__Requirement__: Please copy every line of the records below that holds the word "sese".

──────── Dataset

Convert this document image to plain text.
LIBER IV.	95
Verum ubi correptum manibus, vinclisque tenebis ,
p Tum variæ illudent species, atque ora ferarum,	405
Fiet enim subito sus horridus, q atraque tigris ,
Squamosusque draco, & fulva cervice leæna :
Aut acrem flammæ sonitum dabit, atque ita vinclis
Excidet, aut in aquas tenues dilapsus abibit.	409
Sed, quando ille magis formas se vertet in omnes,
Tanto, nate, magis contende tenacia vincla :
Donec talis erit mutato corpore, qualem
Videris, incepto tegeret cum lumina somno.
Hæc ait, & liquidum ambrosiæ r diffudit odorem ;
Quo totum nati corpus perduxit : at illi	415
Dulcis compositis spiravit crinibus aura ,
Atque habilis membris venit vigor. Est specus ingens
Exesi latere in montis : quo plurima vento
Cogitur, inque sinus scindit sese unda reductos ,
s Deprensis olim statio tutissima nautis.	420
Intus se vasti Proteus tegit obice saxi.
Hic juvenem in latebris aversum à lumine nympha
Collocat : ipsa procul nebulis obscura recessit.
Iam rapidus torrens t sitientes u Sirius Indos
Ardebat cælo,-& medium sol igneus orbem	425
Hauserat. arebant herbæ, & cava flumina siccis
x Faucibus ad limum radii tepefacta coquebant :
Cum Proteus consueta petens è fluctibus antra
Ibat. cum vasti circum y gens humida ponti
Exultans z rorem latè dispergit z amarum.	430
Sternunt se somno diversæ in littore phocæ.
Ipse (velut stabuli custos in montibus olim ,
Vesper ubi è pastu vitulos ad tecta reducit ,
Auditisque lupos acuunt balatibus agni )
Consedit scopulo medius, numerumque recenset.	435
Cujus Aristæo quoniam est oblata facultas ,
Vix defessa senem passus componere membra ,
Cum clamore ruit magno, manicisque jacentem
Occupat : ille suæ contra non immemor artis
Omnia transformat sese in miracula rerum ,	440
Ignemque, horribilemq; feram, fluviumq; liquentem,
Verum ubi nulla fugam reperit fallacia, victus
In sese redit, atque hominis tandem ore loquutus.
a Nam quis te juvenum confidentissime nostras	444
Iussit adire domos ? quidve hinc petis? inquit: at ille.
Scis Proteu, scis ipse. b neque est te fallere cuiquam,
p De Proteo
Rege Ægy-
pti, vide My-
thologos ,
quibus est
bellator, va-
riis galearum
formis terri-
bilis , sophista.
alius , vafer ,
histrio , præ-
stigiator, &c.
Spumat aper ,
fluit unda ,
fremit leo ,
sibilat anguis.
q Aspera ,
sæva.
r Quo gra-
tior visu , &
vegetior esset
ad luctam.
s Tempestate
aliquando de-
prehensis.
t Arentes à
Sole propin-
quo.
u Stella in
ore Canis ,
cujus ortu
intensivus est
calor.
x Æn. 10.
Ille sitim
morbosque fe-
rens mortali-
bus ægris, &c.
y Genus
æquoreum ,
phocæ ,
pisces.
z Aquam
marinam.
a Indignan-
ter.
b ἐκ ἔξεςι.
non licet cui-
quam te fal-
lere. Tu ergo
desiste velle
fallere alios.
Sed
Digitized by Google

────────────────
──────── Dataset

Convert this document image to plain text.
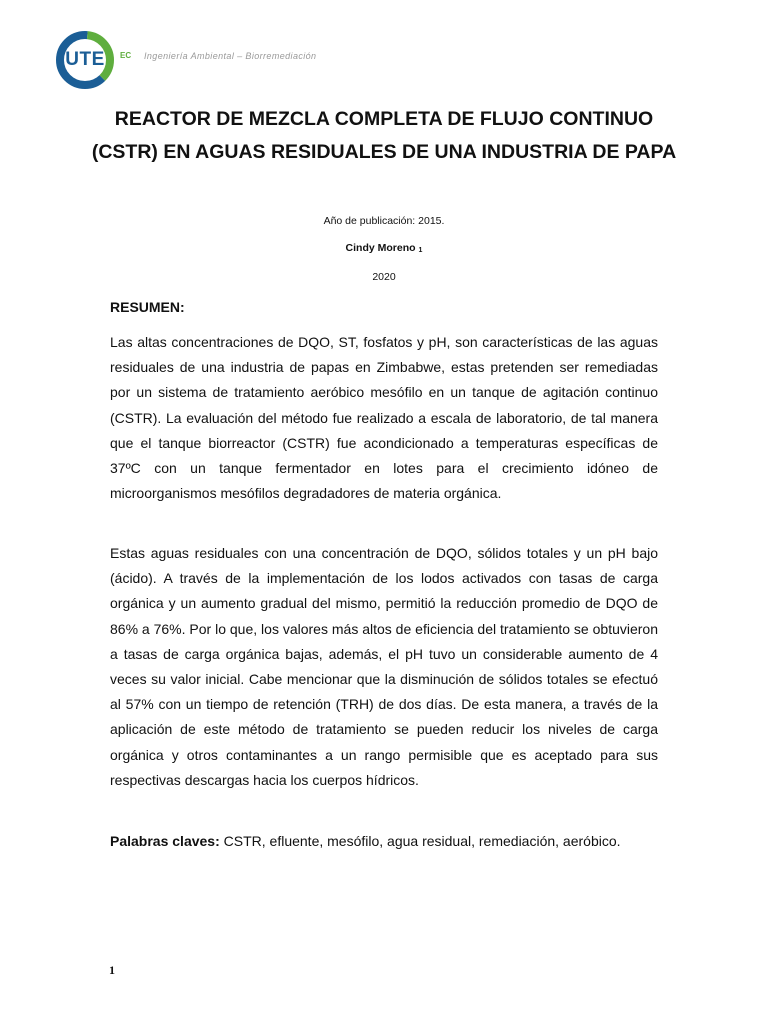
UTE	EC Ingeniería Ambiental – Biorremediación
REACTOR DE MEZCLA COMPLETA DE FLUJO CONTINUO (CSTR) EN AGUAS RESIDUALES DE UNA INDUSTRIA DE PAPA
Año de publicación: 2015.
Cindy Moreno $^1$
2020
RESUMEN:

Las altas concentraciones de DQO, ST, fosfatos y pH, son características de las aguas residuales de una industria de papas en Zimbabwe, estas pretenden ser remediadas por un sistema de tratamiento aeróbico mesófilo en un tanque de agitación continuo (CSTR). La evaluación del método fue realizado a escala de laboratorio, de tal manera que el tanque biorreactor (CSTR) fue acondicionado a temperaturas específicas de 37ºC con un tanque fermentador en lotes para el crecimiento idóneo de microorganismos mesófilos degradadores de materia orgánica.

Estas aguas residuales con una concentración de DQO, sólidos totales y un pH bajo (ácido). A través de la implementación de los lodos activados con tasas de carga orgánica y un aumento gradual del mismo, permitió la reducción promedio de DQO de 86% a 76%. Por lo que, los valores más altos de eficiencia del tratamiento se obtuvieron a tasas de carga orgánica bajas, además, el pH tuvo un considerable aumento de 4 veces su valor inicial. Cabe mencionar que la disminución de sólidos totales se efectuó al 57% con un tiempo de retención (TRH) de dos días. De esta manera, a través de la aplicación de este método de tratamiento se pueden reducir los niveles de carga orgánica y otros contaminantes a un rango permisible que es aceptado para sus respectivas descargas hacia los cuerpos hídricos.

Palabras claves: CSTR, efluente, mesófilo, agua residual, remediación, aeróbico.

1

────────────────
──────── Dataset

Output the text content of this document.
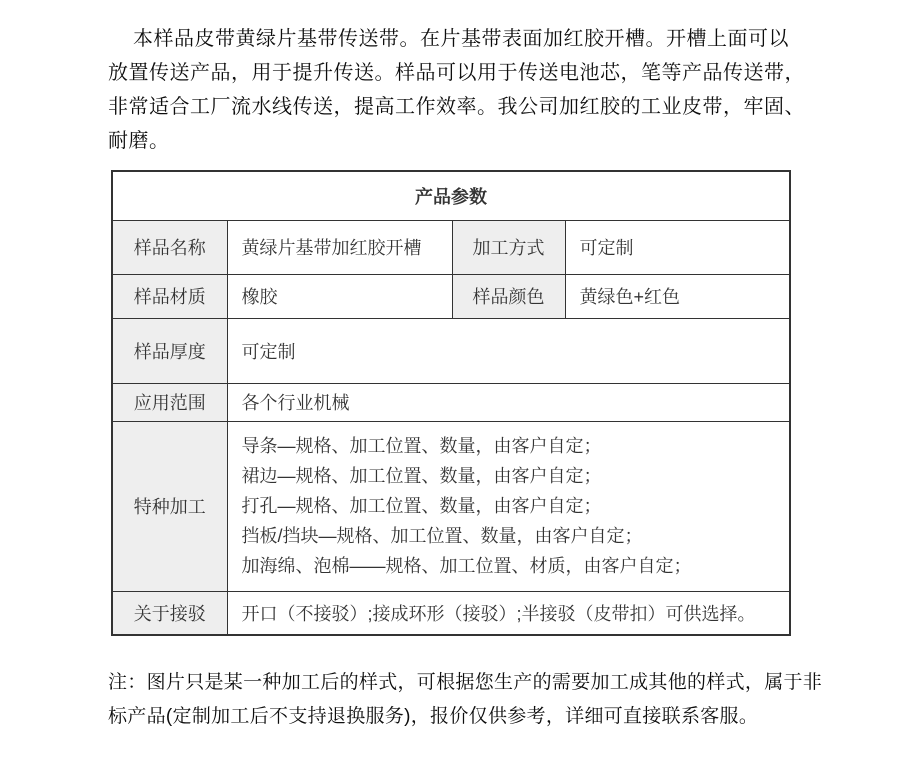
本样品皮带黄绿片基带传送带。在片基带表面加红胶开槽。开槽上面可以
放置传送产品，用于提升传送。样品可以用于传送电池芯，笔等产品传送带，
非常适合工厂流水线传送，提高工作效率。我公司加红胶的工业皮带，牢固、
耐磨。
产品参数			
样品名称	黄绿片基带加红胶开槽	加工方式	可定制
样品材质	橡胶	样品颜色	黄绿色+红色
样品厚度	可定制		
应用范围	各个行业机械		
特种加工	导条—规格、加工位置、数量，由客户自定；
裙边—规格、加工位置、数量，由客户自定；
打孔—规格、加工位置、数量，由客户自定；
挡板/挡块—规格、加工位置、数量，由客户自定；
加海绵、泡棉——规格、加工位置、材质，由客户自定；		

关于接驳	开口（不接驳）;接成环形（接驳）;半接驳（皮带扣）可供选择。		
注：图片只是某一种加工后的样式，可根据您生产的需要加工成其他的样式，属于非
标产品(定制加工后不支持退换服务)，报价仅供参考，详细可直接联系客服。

────────────────

__Written answer__:
Cogitur, inque sinus scindit sese unda reductos ,
Omnia transformat sese in miracula rerum ,	440
In sese redit, atque hominis tandem ore loquutus.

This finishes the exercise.